• The records
-=-=-

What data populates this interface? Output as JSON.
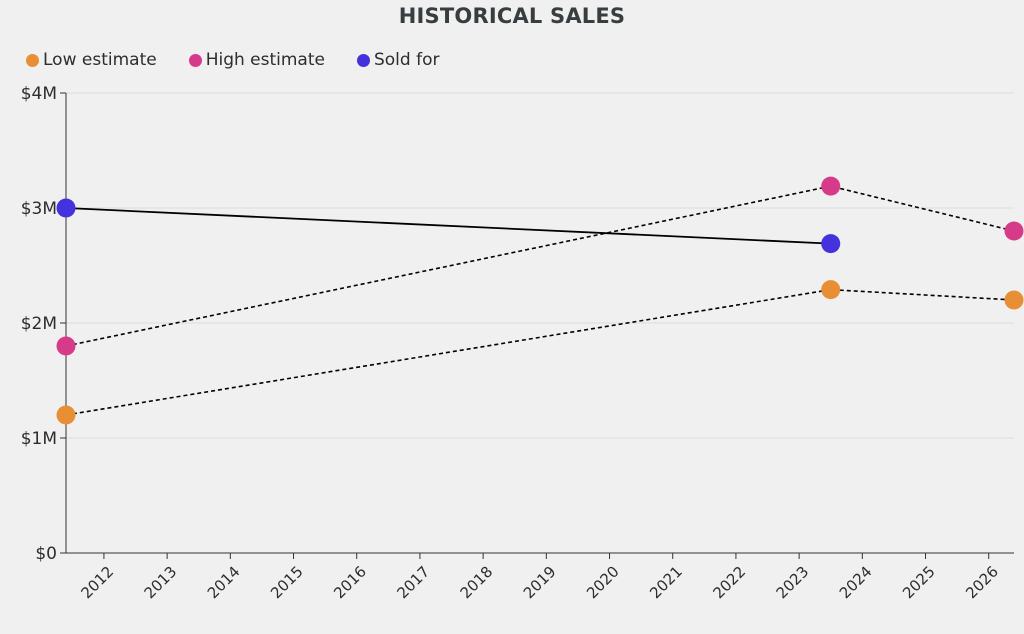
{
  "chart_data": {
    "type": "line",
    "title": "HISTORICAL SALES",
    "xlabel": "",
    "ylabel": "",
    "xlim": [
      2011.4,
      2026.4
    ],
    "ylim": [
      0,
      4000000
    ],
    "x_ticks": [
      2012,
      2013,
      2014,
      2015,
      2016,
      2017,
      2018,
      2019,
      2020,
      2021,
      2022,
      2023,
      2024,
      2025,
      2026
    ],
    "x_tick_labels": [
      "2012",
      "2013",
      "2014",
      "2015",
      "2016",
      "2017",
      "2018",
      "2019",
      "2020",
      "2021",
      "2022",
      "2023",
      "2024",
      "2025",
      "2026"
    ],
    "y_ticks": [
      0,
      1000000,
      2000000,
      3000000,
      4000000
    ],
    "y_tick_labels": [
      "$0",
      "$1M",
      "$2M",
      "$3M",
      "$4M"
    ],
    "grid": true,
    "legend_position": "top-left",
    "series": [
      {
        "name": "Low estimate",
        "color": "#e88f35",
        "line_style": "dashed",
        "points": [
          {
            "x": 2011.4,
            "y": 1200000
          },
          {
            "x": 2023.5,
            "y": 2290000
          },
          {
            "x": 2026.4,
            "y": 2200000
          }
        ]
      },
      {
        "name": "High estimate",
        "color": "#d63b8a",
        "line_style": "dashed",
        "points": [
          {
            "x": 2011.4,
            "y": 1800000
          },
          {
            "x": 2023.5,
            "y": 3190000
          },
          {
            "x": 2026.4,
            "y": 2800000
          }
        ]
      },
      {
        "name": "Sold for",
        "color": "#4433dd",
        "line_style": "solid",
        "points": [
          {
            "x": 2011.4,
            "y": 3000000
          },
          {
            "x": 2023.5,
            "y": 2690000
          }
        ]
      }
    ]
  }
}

-=-=-

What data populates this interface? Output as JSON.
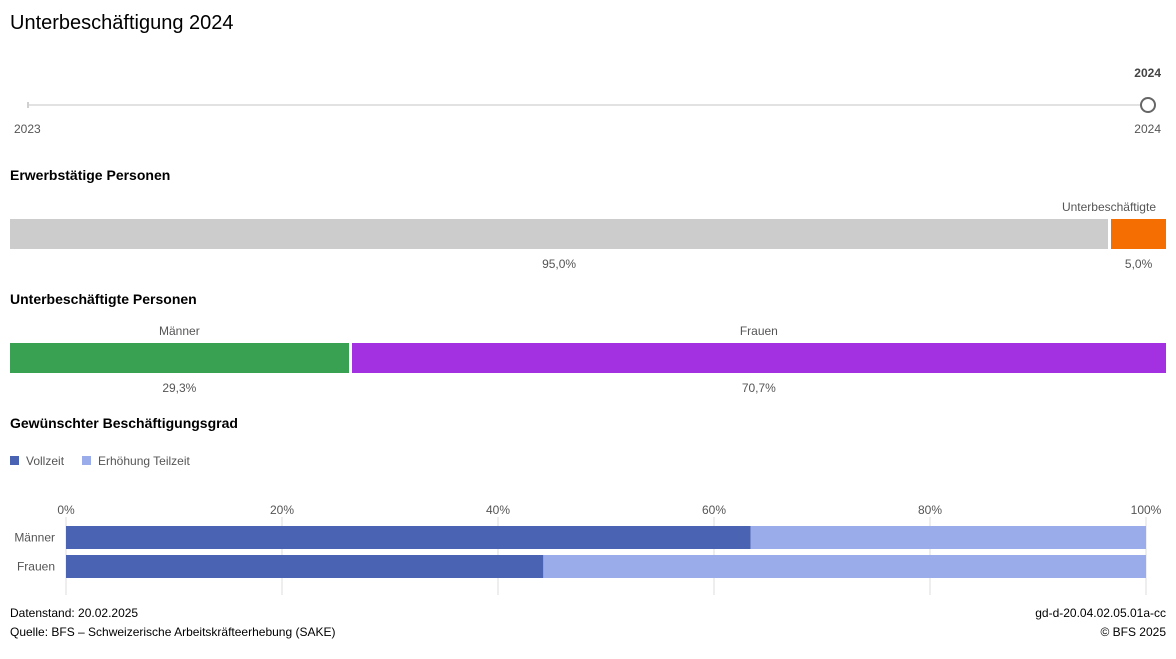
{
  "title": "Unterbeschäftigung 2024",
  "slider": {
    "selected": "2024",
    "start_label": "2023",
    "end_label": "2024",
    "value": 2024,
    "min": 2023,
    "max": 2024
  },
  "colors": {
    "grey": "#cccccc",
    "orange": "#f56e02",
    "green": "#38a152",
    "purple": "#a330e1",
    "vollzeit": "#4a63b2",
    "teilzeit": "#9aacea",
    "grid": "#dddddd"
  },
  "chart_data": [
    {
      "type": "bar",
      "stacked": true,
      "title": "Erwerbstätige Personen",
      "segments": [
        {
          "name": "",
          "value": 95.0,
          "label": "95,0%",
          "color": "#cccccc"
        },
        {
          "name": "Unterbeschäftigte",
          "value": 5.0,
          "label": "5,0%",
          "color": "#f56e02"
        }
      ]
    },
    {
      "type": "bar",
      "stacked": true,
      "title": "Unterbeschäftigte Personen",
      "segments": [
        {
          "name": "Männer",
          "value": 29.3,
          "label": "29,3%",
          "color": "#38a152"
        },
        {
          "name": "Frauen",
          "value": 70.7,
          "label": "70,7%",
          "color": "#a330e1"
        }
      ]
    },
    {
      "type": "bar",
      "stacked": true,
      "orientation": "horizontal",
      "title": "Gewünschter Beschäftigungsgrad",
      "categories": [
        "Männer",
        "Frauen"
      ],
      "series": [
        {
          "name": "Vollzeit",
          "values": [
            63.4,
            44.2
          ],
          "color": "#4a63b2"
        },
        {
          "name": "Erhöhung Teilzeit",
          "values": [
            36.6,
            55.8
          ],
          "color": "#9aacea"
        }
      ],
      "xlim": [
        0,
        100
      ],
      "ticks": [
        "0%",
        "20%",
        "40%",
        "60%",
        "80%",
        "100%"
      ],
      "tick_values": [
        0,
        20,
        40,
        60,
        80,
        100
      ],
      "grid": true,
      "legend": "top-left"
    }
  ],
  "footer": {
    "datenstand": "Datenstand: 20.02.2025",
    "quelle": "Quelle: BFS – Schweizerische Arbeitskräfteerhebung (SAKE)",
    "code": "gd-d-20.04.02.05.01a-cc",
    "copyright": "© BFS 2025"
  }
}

-=-=-

• Given exercise
Search the records above for "title". Copy each line where it is found.

• Finished answer
    "title": "HISTORICAL SALES",
  "title": "Unterbeschäftigung 2024",
      "title": "Erwerbstätige Personen",
      "title": "Unterbeschäftigte Personen",
      "title": "Gewünschter Beschäftigungsgrad",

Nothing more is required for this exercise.